= YOUR GOAL =
Output the material exactly, but drop every image it holds.

= INFORMATION SUPPLIED =

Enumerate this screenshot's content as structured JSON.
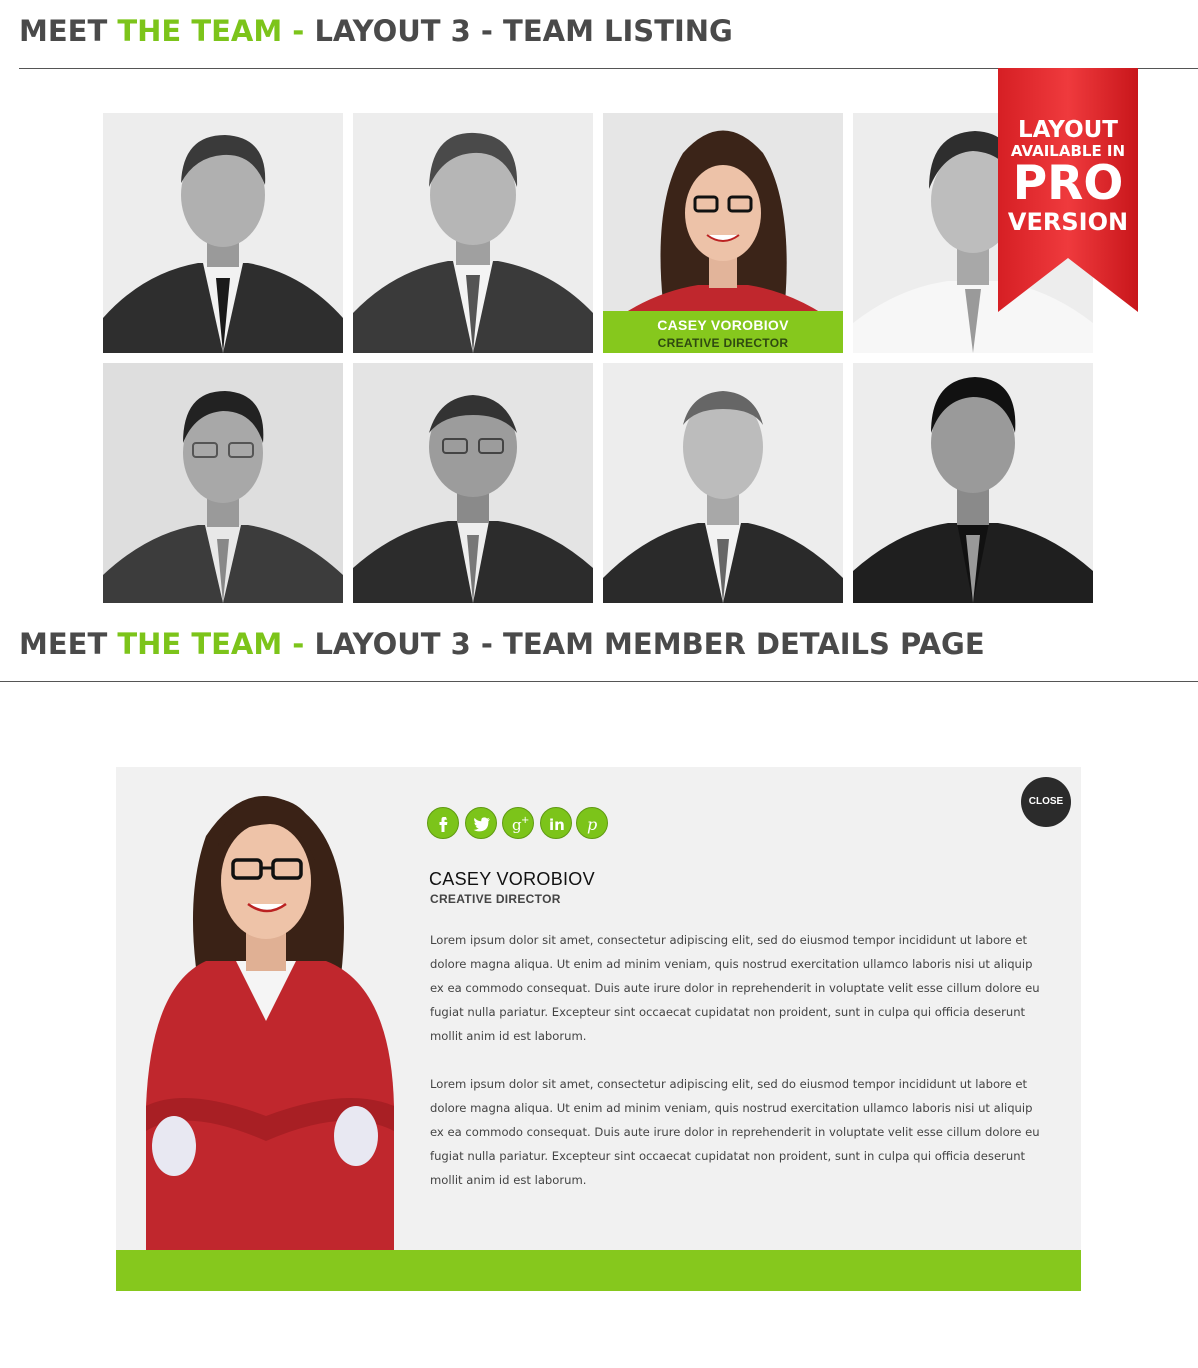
{
  "section1": {
    "title_part1": "MEET ",
    "title_part2": "THE TEAM - ",
    "title_part3": "LAYOUT 3 - TEAM LISTING"
  },
  "section2": {
    "title_part1": "MEET ",
    "title_part2": "THE TEAM - ",
    "title_part3": "LAYOUT 3 - TEAM MEMBER DETAILS PAGE"
  },
  "ribbon": {
    "line1": "LAYOUT",
    "line2": "AVAILABLE IN",
    "line3": "PRO",
    "line4": "VERSION",
    "color": "#e8262a"
  },
  "team": {
    "highlight": {
      "name": "CASEY VOROBIOV",
      "role": "CREATIVE DIRECTOR"
    }
  },
  "details": {
    "close_label": "CLOSE",
    "name": "CASEY VOROBIOV",
    "role": "CREATIVE DIRECTOR",
    "social": [
      "facebook-icon",
      "twitter-icon",
      "google-plus-icon",
      "linkedin-icon",
      "pinterest-icon"
    ],
    "bio": [
      "Lorem ipsum dolor sit amet, consectetur adipiscing elit, sed do eiusmod tempor incididunt ut labore et dolore magna aliqua. Ut enim ad minim veniam, quis nostrud exercitation ullamco laboris nisi ut aliquip ex ea commodo consequat. Duis aute irure dolor in reprehenderit in voluptate velit esse cillum dolore eu fugiat nulla pariatur. Excepteur sint occaecat cupidatat non proident, sunt in culpa qui officia deserunt mollit anim id est laborum.",
      "Lorem ipsum dolor sit amet, consectetur adipiscing elit, sed do eiusmod tempor incididunt ut labore et dolore magna aliqua. Ut enim ad minim veniam, quis nostrud exercitation ullamco laboris nisi ut aliquip ex ea commodo consequat. Duis aute irure dolor in reprehenderit in voluptate velit esse cillum dolore eu fugiat nulla pariatur. Excepteur sint occaecat cupidatat non proident, sunt in culpa qui officia deserunt mollit anim id est laborum."
    ]
  },
  "colors": {
    "accent": "#86c81d",
    "title": "#4a4a4a",
    "panel": "#f1f1f1"
  }
}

= WRITTEN ANSWER =
Enumerate this screenshot's content as structured JSON.
{
  "section1": {
    "title_part1": "MEET ",
    "title_part2": "THE TEAM - ",
    "title_part3": "LAYOUT 3 - TEAM LISTING"
  },
  "section2": {
    "title_part1": "MEET ",
    "title_part2": "THE TEAM - ",
    "title_part3": "LAYOUT 3 - TEAM MEMBER DETAILS PAGE"
  },
  "ribbon": {
    "line1": "LAYOUT",
    "line2": "AVAILABLE IN",
    "line3": "PRO",
    "line4": "VERSION",
    "color": "#e8262a"
  },
  "team": {
    "highlight": {
      "name": "CASEY VOROBIOV",
      "role": "CREATIVE DIRECTOR"
    }
  },
  "details": {
    "close_label": "CLOSE",
    "name": "CASEY VOROBIOV",
    "role": "CREATIVE DIRECTOR",
    "social": [
      "facebook-icon",
      "twitter-icon",
      "google-plus-icon",
      "linkedin-icon",
      "pinterest-icon"
    ],
    "bio": [
      "Lorem ipsum dolor sit amet, consectetur adipiscing elit, sed do eiusmod tempor incididunt ut labore et dolore magna aliqua. Ut enim ad minim veniam, quis nostrud exercitation ullamco laboris nisi ut aliquip ex ea commodo consequat. Duis aute irure dolor in reprehenderit in voluptate velit esse cillum dolore eu fugiat nulla pariatur. Excepteur sint occaecat cupidatat non proident, sunt in culpa qui officia deserunt mollit anim id est laborum.",
      "Lorem ipsum dolor sit amet, consectetur adipiscing elit, sed do eiusmod tempor incididunt ut labore et dolore magna aliqua. Ut enim ad minim veniam, quis nostrud exercitation ullamco laboris nisi ut aliquip ex ea commodo consequat. Duis aute irure dolor in reprehenderit in voluptate velit esse cillum dolore eu fugiat nulla pariatur. Excepteur sint occaecat cupidatat non proident, sunt in culpa qui officia deserunt mollit anim id est laborum."
    ]
  },
  "colors": {
    "accent": "#86c81d",
    "title": "#4a4a4a",
    "panel": "#f1f1f1"
  }
}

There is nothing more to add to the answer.